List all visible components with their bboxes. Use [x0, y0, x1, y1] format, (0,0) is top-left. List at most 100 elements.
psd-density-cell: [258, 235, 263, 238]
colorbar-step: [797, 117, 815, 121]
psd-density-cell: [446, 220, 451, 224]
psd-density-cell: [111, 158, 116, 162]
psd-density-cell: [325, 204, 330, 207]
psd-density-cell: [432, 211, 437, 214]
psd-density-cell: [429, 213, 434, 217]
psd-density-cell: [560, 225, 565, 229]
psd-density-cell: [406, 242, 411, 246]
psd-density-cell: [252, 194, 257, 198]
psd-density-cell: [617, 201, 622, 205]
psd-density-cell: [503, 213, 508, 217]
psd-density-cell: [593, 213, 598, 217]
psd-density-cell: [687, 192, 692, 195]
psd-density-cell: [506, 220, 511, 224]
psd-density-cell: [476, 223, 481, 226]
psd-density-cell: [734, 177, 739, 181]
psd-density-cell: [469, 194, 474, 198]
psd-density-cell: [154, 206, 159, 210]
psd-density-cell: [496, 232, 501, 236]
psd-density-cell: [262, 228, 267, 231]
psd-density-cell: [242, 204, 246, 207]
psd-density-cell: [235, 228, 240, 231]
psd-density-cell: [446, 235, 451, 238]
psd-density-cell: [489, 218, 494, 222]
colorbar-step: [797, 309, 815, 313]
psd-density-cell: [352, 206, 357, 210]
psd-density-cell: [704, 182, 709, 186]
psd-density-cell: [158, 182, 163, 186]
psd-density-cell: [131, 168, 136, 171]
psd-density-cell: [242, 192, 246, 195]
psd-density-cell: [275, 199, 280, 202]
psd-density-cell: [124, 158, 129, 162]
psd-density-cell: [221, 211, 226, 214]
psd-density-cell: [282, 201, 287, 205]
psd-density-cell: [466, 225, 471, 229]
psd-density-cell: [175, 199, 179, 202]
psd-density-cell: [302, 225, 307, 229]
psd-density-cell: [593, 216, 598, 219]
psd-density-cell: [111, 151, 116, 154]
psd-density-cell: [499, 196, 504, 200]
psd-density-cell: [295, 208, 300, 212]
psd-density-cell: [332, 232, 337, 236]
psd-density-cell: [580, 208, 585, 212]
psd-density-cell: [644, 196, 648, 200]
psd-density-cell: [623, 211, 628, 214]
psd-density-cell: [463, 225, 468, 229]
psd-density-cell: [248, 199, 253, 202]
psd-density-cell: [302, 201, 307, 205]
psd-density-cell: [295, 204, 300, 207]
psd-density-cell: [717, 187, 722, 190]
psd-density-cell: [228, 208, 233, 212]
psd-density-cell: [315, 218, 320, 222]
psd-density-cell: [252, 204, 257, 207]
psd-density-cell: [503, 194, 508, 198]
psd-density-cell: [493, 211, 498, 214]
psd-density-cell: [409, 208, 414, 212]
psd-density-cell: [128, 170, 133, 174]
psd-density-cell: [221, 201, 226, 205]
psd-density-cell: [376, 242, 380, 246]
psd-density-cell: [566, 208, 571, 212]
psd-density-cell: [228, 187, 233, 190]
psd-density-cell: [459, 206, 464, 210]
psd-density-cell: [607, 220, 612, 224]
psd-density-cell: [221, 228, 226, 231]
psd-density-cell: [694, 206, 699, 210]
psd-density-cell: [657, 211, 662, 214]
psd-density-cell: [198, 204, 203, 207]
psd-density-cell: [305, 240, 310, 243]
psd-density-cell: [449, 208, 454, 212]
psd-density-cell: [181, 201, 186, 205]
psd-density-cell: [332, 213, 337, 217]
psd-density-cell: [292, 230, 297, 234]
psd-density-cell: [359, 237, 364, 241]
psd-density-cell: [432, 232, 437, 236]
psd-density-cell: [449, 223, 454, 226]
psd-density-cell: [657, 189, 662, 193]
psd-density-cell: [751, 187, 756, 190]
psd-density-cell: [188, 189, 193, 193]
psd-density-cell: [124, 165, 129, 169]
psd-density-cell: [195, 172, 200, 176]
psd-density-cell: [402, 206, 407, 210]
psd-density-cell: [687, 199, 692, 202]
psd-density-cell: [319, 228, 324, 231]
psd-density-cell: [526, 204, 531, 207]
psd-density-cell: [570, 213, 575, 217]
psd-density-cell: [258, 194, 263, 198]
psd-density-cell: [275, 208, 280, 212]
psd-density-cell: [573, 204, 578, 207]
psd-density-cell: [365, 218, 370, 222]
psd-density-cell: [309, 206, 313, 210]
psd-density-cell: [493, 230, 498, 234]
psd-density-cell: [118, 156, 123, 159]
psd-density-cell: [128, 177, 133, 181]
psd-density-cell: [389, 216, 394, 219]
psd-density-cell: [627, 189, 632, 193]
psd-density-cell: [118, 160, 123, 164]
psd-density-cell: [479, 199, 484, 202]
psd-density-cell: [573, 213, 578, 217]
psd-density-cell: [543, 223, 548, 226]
◆ ◆ ◆ ◆ ◆ ◆ ◆
지시 및 요구사항: 위의 모든 줄에서 이름 "colorbar-step"을 "colorbar-band"(으)로 바꾸고, 나머지는 손대지 말고 줄 전체를 다시 쓰세요.

이 문제 풀이:
List all visible components with their bboxes. Use [x0, y0, x1, y1] format, (0,0) is top-left. List at most 100 elements.
psd-density-cell: [258, 235, 263, 238]
colorbar-band: [797, 117, 815, 121]
psd-density-cell: [446, 220, 451, 224]
psd-density-cell: [111, 158, 116, 162]
psd-density-cell: [325, 204, 330, 207]
psd-density-cell: [432, 211, 437, 214]
psd-density-cell: [429, 213, 434, 217]
psd-density-cell: [560, 225, 565, 229]
psd-density-cell: [406, 242, 411, 246]
psd-density-cell: [252, 194, 257, 198]
psd-density-cell: [617, 201, 622, 205]
psd-density-cell: [503, 213, 508, 217]
psd-density-cell: [593, 213, 598, 217]
psd-density-cell: [687, 192, 692, 195]
psd-density-cell: [506, 220, 511, 224]
psd-density-cell: [476, 223, 481, 226]
psd-density-cell: [734, 177, 739, 181]
psd-density-cell: [469, 194, 474, 198]
psd-density-cell: [154, 206, 159, 210]
psd-density-cell: [496, 232, 501, 236]
psd-density-cell: [262, 228, 267, 231]
psd-density-cell: [242, 204, 246, 207]
psd-density-cell: [235, 228, 240, 231]
psd-density-cell: [446, 235, 451, 238]
psd-density-cell: [489, 218, 494, 222]
colorbar-band: [797, 309, 815, 313]
psd-density-cell: [352, 206, 357, 210]
psd-density-cell: [704, 182, 709, 186]
psd-density-cell: [158, 182, 163, 186]
psd-density-cell: [131, 168, 136, 171]
psd-density-cell: [242, 192, 246, 195]
psd-density-cell: [275, 199, 280, 202]
psd-density-cell: [124, 158, 129, 162]
psd-density-cell: [221, 211, 226, 214]
psd-density-cell: [282, 201, 287, 205]
psd-density-cell: [466, 225, 471, 229]
psd-density-cell: [175, 199, 179, 202]
psd-density-cell: [302, 225, 307, 229]
psd-density-cell: [593, 216, 598, 219]
psd-density-cell: [111, 151, 116, 154]
psd-density-cell: [499, 196, 504, 200]
psd-density-cell: [295, 208, 300, 212]
psd-density-cell: [332, 232, 337, 236]
psd-density-cell: [580, 208, 585, 212]
psd-density-cell: [644, 196, 648, 200]
psd-density-cell: [623, 211, 628, 214]
psd-density-cell: [463, 225, 468, 229]
psd-density-cell: [248, 199, 253, 202]
psd-density-cell: [302, 201, 307, 205]
psd-density-cell: [295, 204, 300, 207]
psd-density-cell: [717, 187, 722, 190]
psd-density-cell: [228, 208, 233, 212]
psd-density-cell: [315, 218, 320, 222]
psd-density-cell: [252, 204, 257, 207]
psd-density-cell: [503, 194, 508, 198]
psd-density-cell: [493, 211, 498, 214]
psd-density-cell: [409, 208, 414, 212]
psd-density-cell: [128, 170, 133, 174]
psd-density-cell: [221, 201, 226, 205]
psd-density-cell: [376, 242, 380, 246]
psd-density-cell: [566, 208, 571, 212]
psd-density-cell: [228, 187, 233, 190]
psd-density-cell: [459, 206, 464, 210]
psd-density-cell: [607, 220, 612, 224]
psd-density-cell: [221, 228, 226, 231]
psd-density-cell: [694, 206, 699, 210]
psd-density-cell: [657, 211, 662, 214]
psd-density-cell: [198, 204, 203, 207]
psd-density-cell: [305, 240, 310, 243]
psd-density-cell: [449, 208, 454, 212]
psd-density-cell: [181, 201, 186, 205]
psd-density-cell: [332, 213, 337, 217]
psd-density-cell: [292, 230, 297, 234]
psd-density-cell: [359, 237, 364, 241]
psd-density-cell: [432, 232, 437, 236]
psd-density-cell: [449, 223, 454, 226]
psd-density-cell: [657, 189, 662, 193]
psd-density-cell: [751, 187, 756, 190]
psd-density-cell: [188, 189, 193, 193]
psd-density-cell: [124, 165, 129, 169]
psd-density-cell: [195, 172, 200, 176]
psd-density-cell: [402, 206, 407, 210]
psd-density-cell: [687, 199, 692, 202]
psd-density-cell: [319, 228, 324, 231]
psd-density-cell: [526, 204, 531, 207]
psd-density-cell: [570, 213, 575, 217]
psd-density-cell: [258, 194, 263, 198]
psd-density-cell: [275, 208, 280, 212]
psd-density-cell: [573, 204, 578, 207]
psd-density-cell: [365, 218, 370, 222]
psd-density-cell: [309, 206, 313, 210]
psd-density-cell: [493, 230, 498, 234]
psd-density-cell: [118, 156, 123, 159]
psd-density-cell: [128, 177, 133, 181]
psd-density-cell: [389, 216, 394, 219]
psd-density-cell: [627, 189, 632, 193]
psd-density-cell: [118, 160, 123, 164]
psd-density-cell: [479, 199, 484, 202]
psd-density-cell: [573, 213, 578, 217]
psd-density-cell: [543, 223, 548, 226]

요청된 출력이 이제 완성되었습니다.